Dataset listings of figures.
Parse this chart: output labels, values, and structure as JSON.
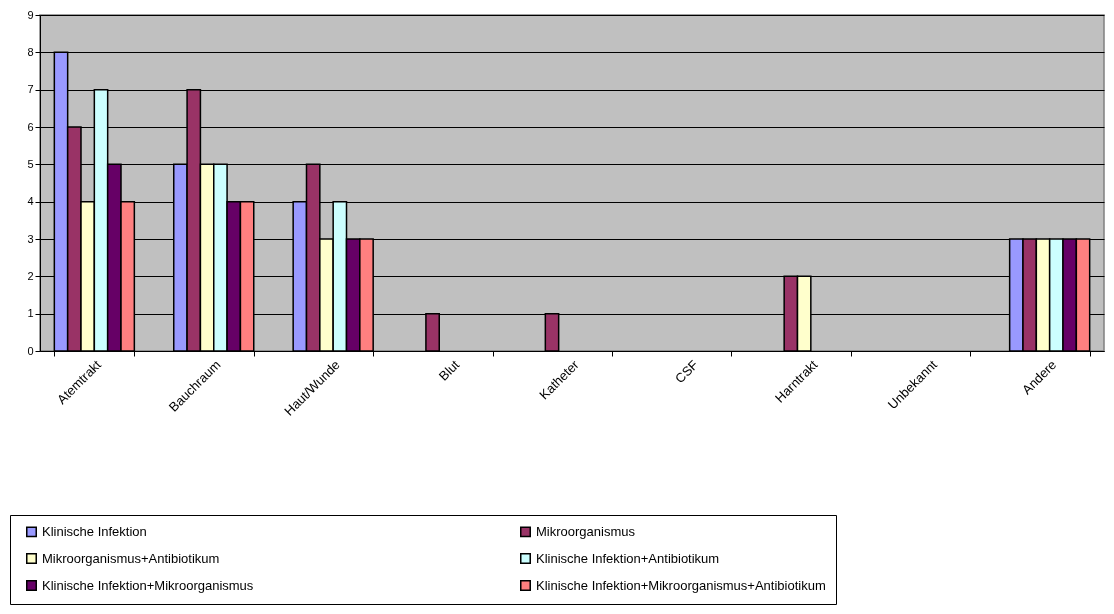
{
  "chart_data": {
    "type": "bar",
    "categories": [
      "Atemtrakt",
      "Bauchraum",
      "Haut/Wunde",
      "Blut",
      "Katheter",
      "CSF",
      "Harntrakt",
      "Unbekannt",
      "Andere"
    ],
    "series": [
      {
        "name": "Klinische Infektion",
        "color": "#9999ff",
        "values": [
          8,
          5,
          4,
          0,
          0,
          0,
          0,
          0,
          3
        ]
      },
      {
        "name": "Mikroorganismus",
        "color": "#993366",
        "values": [
          6,
          7,
          5,
          1,
          1,
          0,
          2,
          0,
          3
        ]
      },
      {
        "name": "Mikroorganismus+Antibiotikum",
        "color": "#ffffcc",
        "values": [
          4,
          5,
          3,
          0,
          0,
          0,
          2,
          0,
          3
        ]
      },
      {
        "name": "Klinische Infektion+Antibiotikum",
        "color": "#ccffff",
        "values": [
          7,
          5,
          4,
          0,
          0,
          0,
          0,
          0,
          3
        ]
      },
      {
        "name": "Klinische Infektion+Mikroorganismus",
        "color": "#660066",
        "values": [
          5,
          4,
          3,
          0,
          0,
          0,
          0,
          0,
          3
        ]
      },
      {
        "name": "Klinische Infektion+Mikroorganismus+Antibiotikum",
        "color": "#ff8080",
        "values": [
          4,
          4,
          3,
          0,
          0,
          0,
          0,
          0,
          3
        ]
      }
    ],
    "ylim": [
      0,
      9
    ],
    "yticks": [
      0,
      1,
      2,
      3,
      4,
      5,
      6,
      7,
      8,
      9
    ],
    "grid": "y",
    "legend": "bottom"
  }
}
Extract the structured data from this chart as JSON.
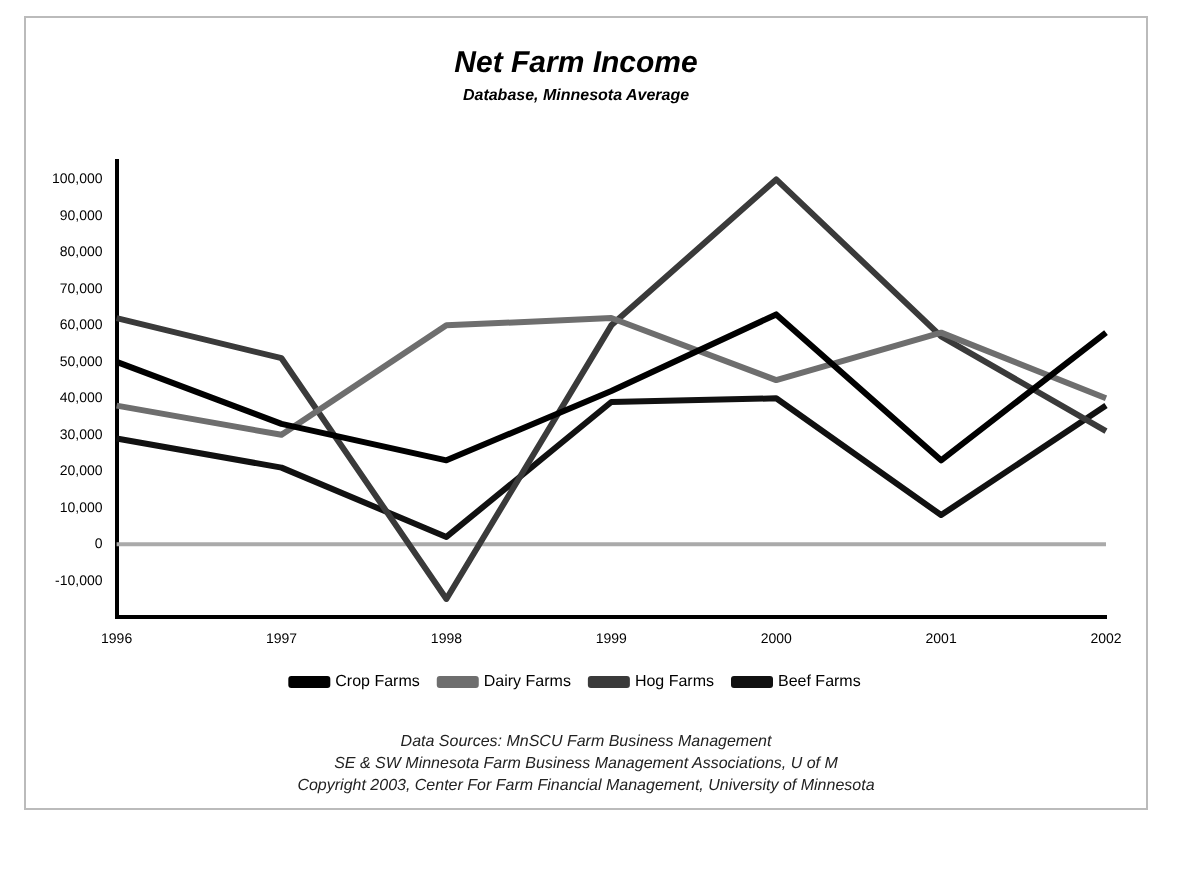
{
  "chart_data": {
    "type": "line",
    "title": "Net Farm Income",
    "subtitle": "Database, Minnesota Average",
    "categories": [
      "1996",
      "1997",
      "1998",
      "1999",
      "2000",
      "2001",
      "2002"
    ],
    "series": [
      {
        "name": "Crop Farms",
        "color": "#000000",
        "values": [
          50000,
          33000,
          23000,
          42000,
          63000,
          23000,
          58000
        ]
      },
      {
        "name": "Dairy Farms",
        "color": "#6e6e6e",
        "values": [
          38000,
          30000,
          60000,
          62000,
          45000,
          58000,
          40000
        ]
      },
      {
        "name": "Hog Farms",
        "color": "#3a3a3a",
        "values": [
          62000,
          51000,
          -15000,
          60000,
          100000,
          57000,
          31000
        ]
      },
      {
        "name": "Beef Farms",
        "color": "#111111",
        "values": [
          29000,
          21000,
          2000,
          39000,
          40000,
          8000,
          38000
        ]
      }
    ],
    "ylim": [
      -20000,
      105000
    ],
    "yticks": [
      {
        "value": -10000,
        "label": "-10,000"
      },
      {
        "value": 0,
        "label": "0"
      },
      {
        "value": 10000,
        "label": "10,000"
      },
      {
        "value": 20000,
        "label": "20,000"
      },
      {
        "value": 30000,
        "label": "30,000"
      },
      {
        "value": 40000,
        "label": "40,000"
      },
      {
        "value": 50000,
        "label": "50,000"
      },
      {
        "value": 60000,
        "label": "60,000"
      },
      {
        "value": 70000,
        "label": "70,000"
      },
      {
        "value": 80000,
        "label": "80,000"
      },
      {
        "value": 90000,
        "label": "90,000"
      },
      {
        "value": 100000,
        "label": "100,000"
      }
    ],
    "ref_lines": [
      {
        "axis": "y",
        "value": 0,
        "color": "#aaaaaa"
      }
    ],
    "grid": false,
    "legend": "bottom",
    "marker": "none",
    "line_style": "solid",
    "annotations": [
      "Data Sources:  MnSCU Farm Business Management",
      "SE & SW Minnesota Farm Business Management Associations, U of M",
      "Copyright 2003, Center For Farm Financial Management, University of Minnesota"
    ]
  }
}
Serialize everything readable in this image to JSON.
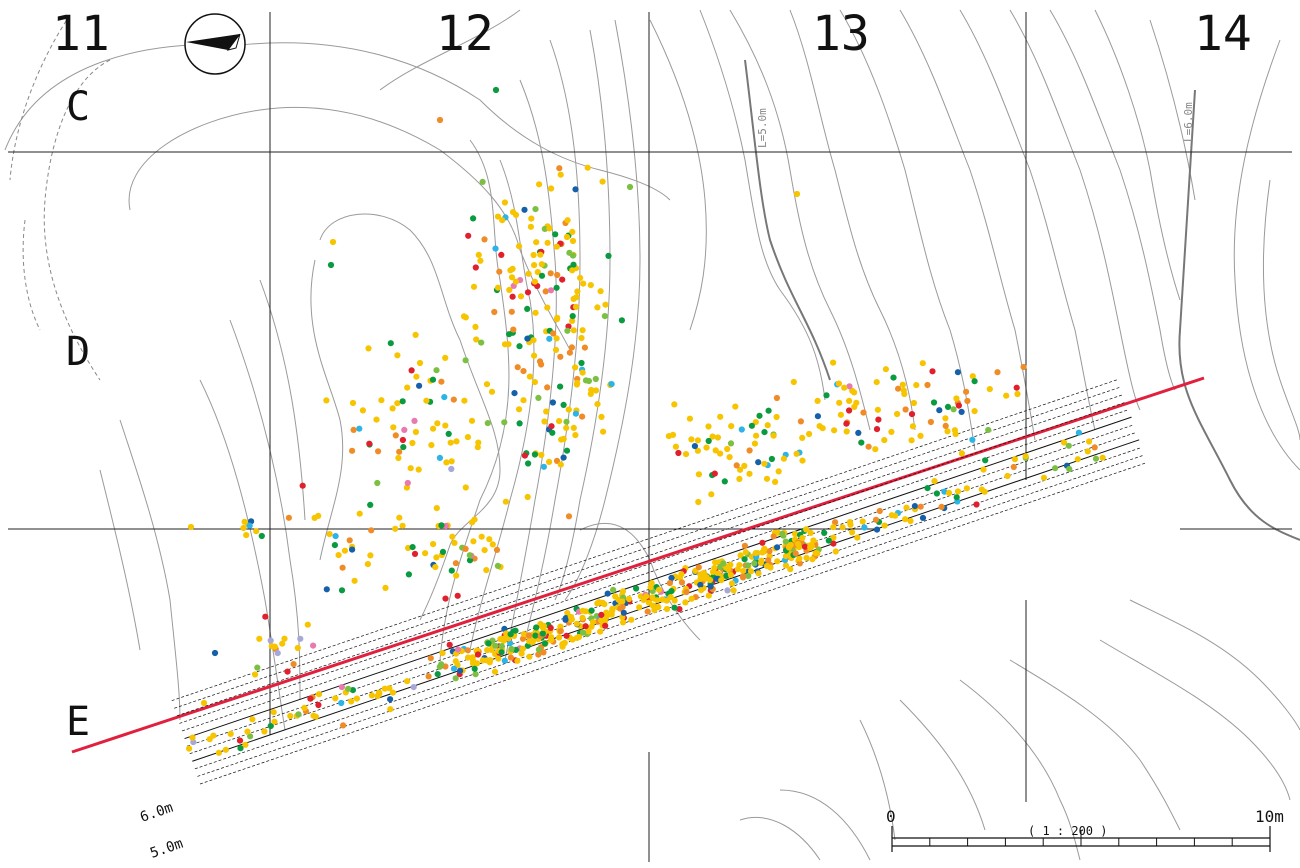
{
  "grid": {
    "columns": [
      "11",
      "12",
      "13",
      "14"
    ],
    "rows": [
      "C",
      "D",
      "E"
    ]
  },
  "contours": {
    "label_5": "L=5.0m",
    "label_6": "L=6.0m"
  },
  "section": {
    "label_6": "6.0m",
    "label_5": "5.0m"
  },
  "scale": {
    "zero": "0",
    "max": "10m",
    "ratio": "( 1 : 200 )"
  },
  "colors": {
    "yellow": "#f7c400",
    "orange": "#f08c28",
    "red": "#e0202c",
    "green": "#0a9a40",
    "lightgreen": "#7cc043",
    "blue": "#1560a8",
    "cyan": "#2cb4e8",
    "pink": "#e87ab0",
    "lavender": "#a8a8d8",
    "section_line": "#e0203c"
  },
  "icons": {
    "north_arrow": "north-arrow-icon"
  }
}
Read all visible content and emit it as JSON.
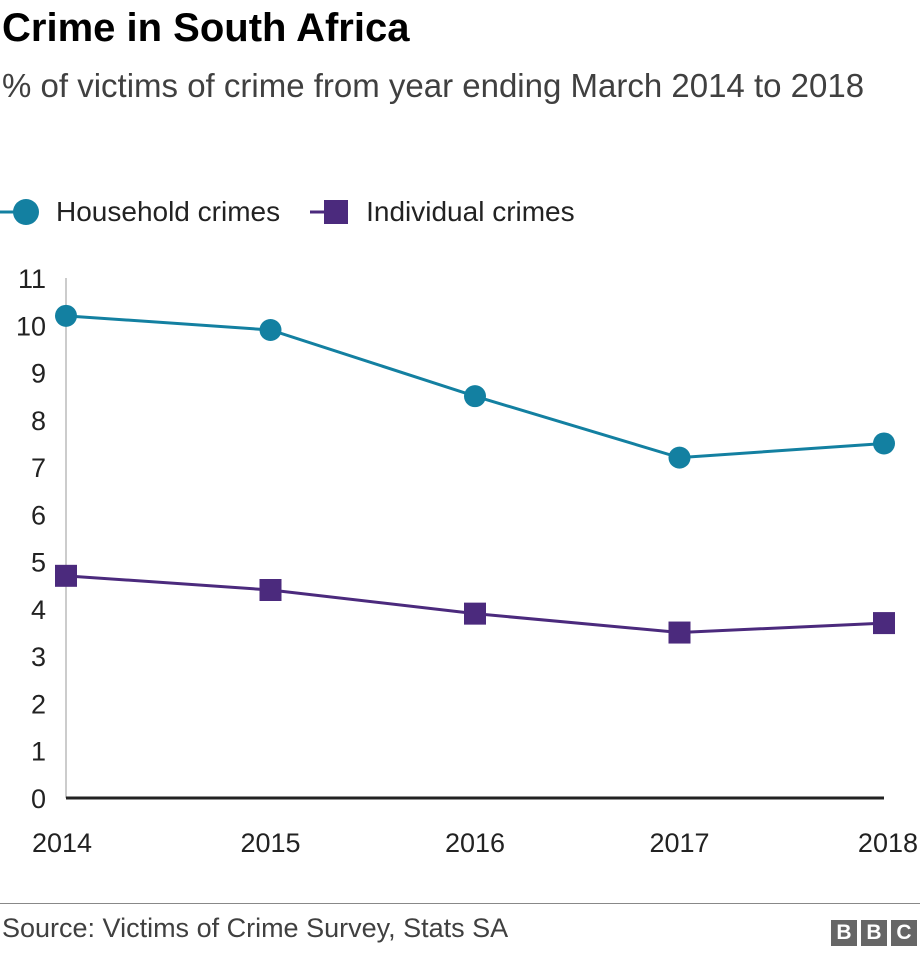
{
  "title": "Crime in South Africa",
  "subtitle": "% of victims of crime from year ending March 2014 to 2018",
  "source": "Source: Victims of Crime Survey, Stats SA",
  "logo": [
    "B",
    "B",
    "C"
  ],
  "chart_data": {
    "type": "line",
    "title": "Crime in South Africa",
    "x": [
      "2014",
      "2015",
      "2016",
      "2017",
      "2018"
    ],
    "ylim": [
      0,
      11
    ],
    "yticks": [
      "0",
      "1",
      "2",
      "3",
      "4",
      "5",
      "6",
      "7",
      "8",
      "9",
      "10",
      "11"
    ],
    "legend_position": "top-left",
    "series": [
      {
        "name": "Household crimes",
        "color": "#1380a1",
        "marker": "circle",
        "values": [
          10.2,
          9.9,
          8.5,
          7.2,
          7.5
        ]
      },
      {
        "name": "Individual crimes",
        "color": "#4b2a7d",
        "marker": "square",
        "values": [
          4.7,
          4.4,
          3.9,
          3.5,
          3.7
        ]
      }
    ]
  }
}
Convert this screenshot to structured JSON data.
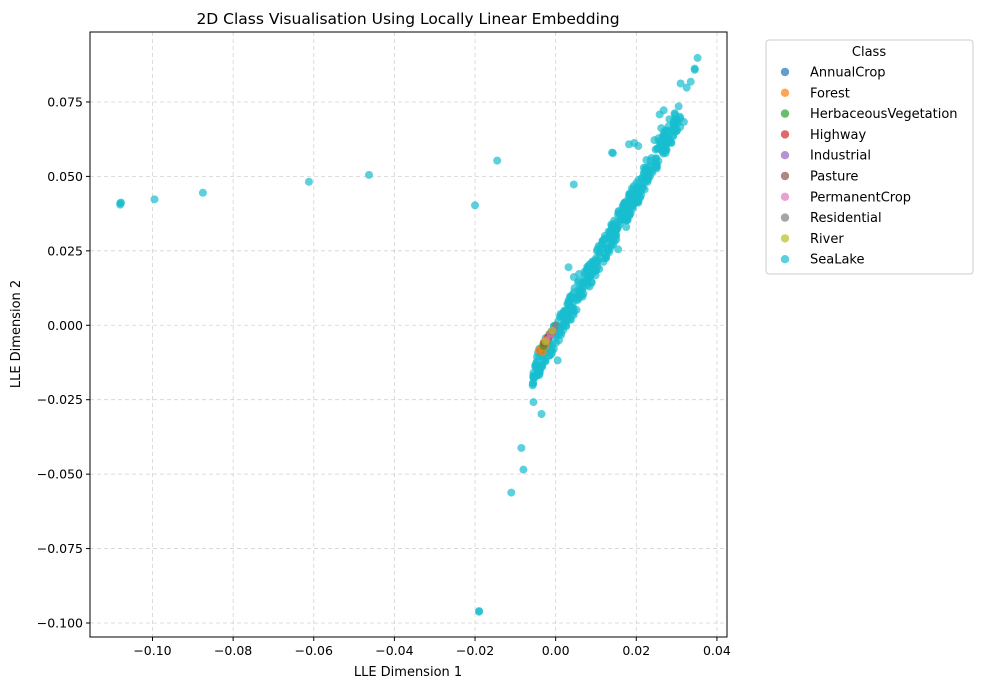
{
  "chart_data": {
    "type": "scatter",
    "title": "2D Class Visualisation Using Locally Linear Embedding",
    "xlabel": "LLE Dimension 1",
    "ylabel": "LLE Dimension 2",
    "xlim": [
      -0.1155,
      0.0425
    ],
    "ylim": [
      -0.1047,
      0.0985
    ],
    "xticks": [
      -0.1,
      -0.08,
      -0.06,
      -0.04,
      -0.02,
      0.0,
      0.02,
      0.04
    ],
    "xtick_labels": [
      "−0.10",
      "−0.08",
      "−0.06",
      "−0.04",
      "−0.02",
      "0.00",
      "0.02",
      "0.04"
    ],
    "yticks": [
      -0.1,
      -0.075,
      -0.05,
      -0.025,
      0.0,
      0.025,
      0.05,
      0.075
    ],
    "ytick_labels": [
      "−0.100",
      "−0.075",
      "−0.050",
      "−0.025",
      "0.000",
      "0.025",
      "0.050",
      "0.075"
    ],
    "grid": true,
    "legend": {
      "title": "Class",
      "placement": "outside-top-right"
    },
    "series": [
      {
        "name": "AnnualCrop",
        "color": "#1f77b4",
        "points": [
          [
            -0.0038,
            -0.0085
          ],
          [
            -0.003,
            -0.0065
          ],
          [
            -0.002,
            -0.004
          ]
        ]
      },
      {
        "name": "Forest",
        "color": "#ff7f0e",
        "points": [
          [
            -0.0042,
            -0.0085
          ],
          [
            -0.0035,
            -0.0075
          ],
          [
            -0.003,
            -0.006
          ],
          [
            -0.0025,
            -0.005
          ],
          [
            -0.002,
            -0.004
          ],
          [
            -0.0015,
            -0.003
          ],
          [
            -0.0032,
            -0.009
          ],
          [
            -0.0025,
            -0.007
          ]
        ]
      },
      {
        "name": "HerbaceousVegetation",
        "color": "#2ca02c",
        "points": [
          [
            -0.003,
            -0.007
          ],
          [
            -0.002,
            -0.005
          ]
        ]
      },
      {
        "name": "Highway",
        "color": "#d62728",
        "points": [
          [
            -0.002,
            -0.0045
          ],
          [
            -0.001,
            -0.0025
          ]
        ]
      },
      {
        "name": "Industrial",
        "color": "#9467bd",
        "points": [
          [
            -0.0015,
            -0.0035
          ],
          [
            -0.0005,
            -0.0015
          ]
        ]
      },
      {
        "name": "Pasture",
        "color": "#8c564b",
        "points": [
          [
            -0.0028,
            -0.006
          ],
          [
            -0.0018,
            -0.004
          ]
        ]
      },
      {
        "name": "PermanentCrop",
        "color": "#e377c2",
        "points": [
          [
            -0.0022,
            -0.005
          ],
          [
            -0.0012,
            -0.003
          ]
        ]
      },
      {
        "name": "Residential",
        "color": "#7f7f7f",
        "points": [
          [
            -0.001,
            -0.002
          ],
          [
            0.0,
            0.0
          ]
        ]
      },
      {
        "name": "River",
        "color": "#bcbd22",
        "points": [
          [
            -0.0025,
            -0.0055
          ],
          [
            -0.0008,
            -0.0018
          ]
        ]
      },
      {
        "name": "SeaLake",
        "color": "#17becf",
        "points": [
          [
            -0.108,
            0.041
          ],
          [
            -0.108,
            0.0405
          ],
          [
            -0.1078,
            0.0412
          ],
          [
            -0.0995,
            0.0423
          ],
          [
            -0.0875,
            0.0445
          ],
          [
            -0.0612,
            0.0482
          ],
          [
            -0.0463,
            0.0505
          ],
          [
            -0.02,
            0.0403
          ],
          [
            -0.0145,
            0.0553
          ],
          [
            0.0045,
            0.0473
          ],
          [
            -0.019,
            -0.096
          ],
          [
            -0.019,
            -0.0962
          ],
          [
            -0.011,
            -0.0562
          ],
          [
            -0.0085,
            -0.0412
          ],
          [
            -0.008,
            -0.0485
          ],
          [
            -0.0055,
            -0.0258
          ],
          [
            -0.0035,
            -0.0298
          ],
          [
            0.0005,
            -0.0118
          ],
          [
            0.0015,
            -0.0005
          ],
          [
            0.0022,
            0.001
          ],
          [
            0.0032,
            0.0195
          ],
          [
            0.0045,
            0.0162
          ],
          [
            0.0058,
            0.0172
          ],
          [
            0.007,
            0.0148
          ],
          [
            0.0095,
            0.0192
          ],
          [
            0.0102,
            0.0215
          ],
          [
            0.0132,
            0.0262
          ],
          [
            0.0138,
            0.0298
          ],
          [
            0.0152,
            0.0325
          ],
          [
            0.0155,
            0.0255
          ],
          [
            0.0175,
            0.033
          ],
          [
            0.0186,
            0.0375
          ],
          [
            0.0205,
            0.0412
          ],
          [
            0.0178,
            0.0355
          ],
          [
            0.0168,
            0.0405
          ],
          [
            0.0175,
            0.0395
          ],
          [
            0.0182,
            0.0608
          ],
          [
            0.0195,
            0.0612
          ],
          [
            0.0205,
            0.0602
          ],
          [
            0.0225,
            0.0555
          ],
          [
            0.0238,
            0.0562
          ],
          [
            0.0245,
            0.0622
          ],
          [
            0.0255,
            0.0628
          ],
          [
            0.0262,
            0.0662
          ],
          [
            0.027,
            0.0652
          ],
          [
            0.0258,
            0.0708
          ],
          [
            0.0268,
            0.0722
          ],
          [
            0.0282,
            0.0692
          ],
          [
            0.0295,
            0.0712
          ],
          [
            0.0305,
            0.0735
          ],
          [
            0.0318,
            0.0683
          ],
          [
            0.031,
            0.0812
          ],
          [
            0.0325,
            0.0798
          ],
          [
            0.0335,
            0.0818
          ],
          [
            0.0345,
            0.0858
          ],
          [
            0.0345,
            0.0862
          ],
          [
            0.0352,
            0.0898
          ],
          [
            0.022,
            0.051
          ],
          [
            0.0208,
            0.0468
          ],
          [
            0.028,
            0.0668
          ],
          [
            0.0295,
            0.065
          ],
          [
            0.0248,
            0.059
          ],
          [
            0.014,
            0.058
          ],
          [
            0.0142,
            0.0578
          ]
        ]
      }
    ],
    "sealake_band": {
      "lower": {
        "from": [
          -0.006,
          -0.0215
        ],
        "to": [
          0.032,
          0.069
        ]
      },
      "upper": {
        "from": [
          -0.005,
          -0.01
        ],
        "to": [
          0.03,
          0.072
        ]
      },
      "density": 420
    }
  }
}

Problem description.
Provide solely the number of lines in the data that include the word "this".

Solution.
4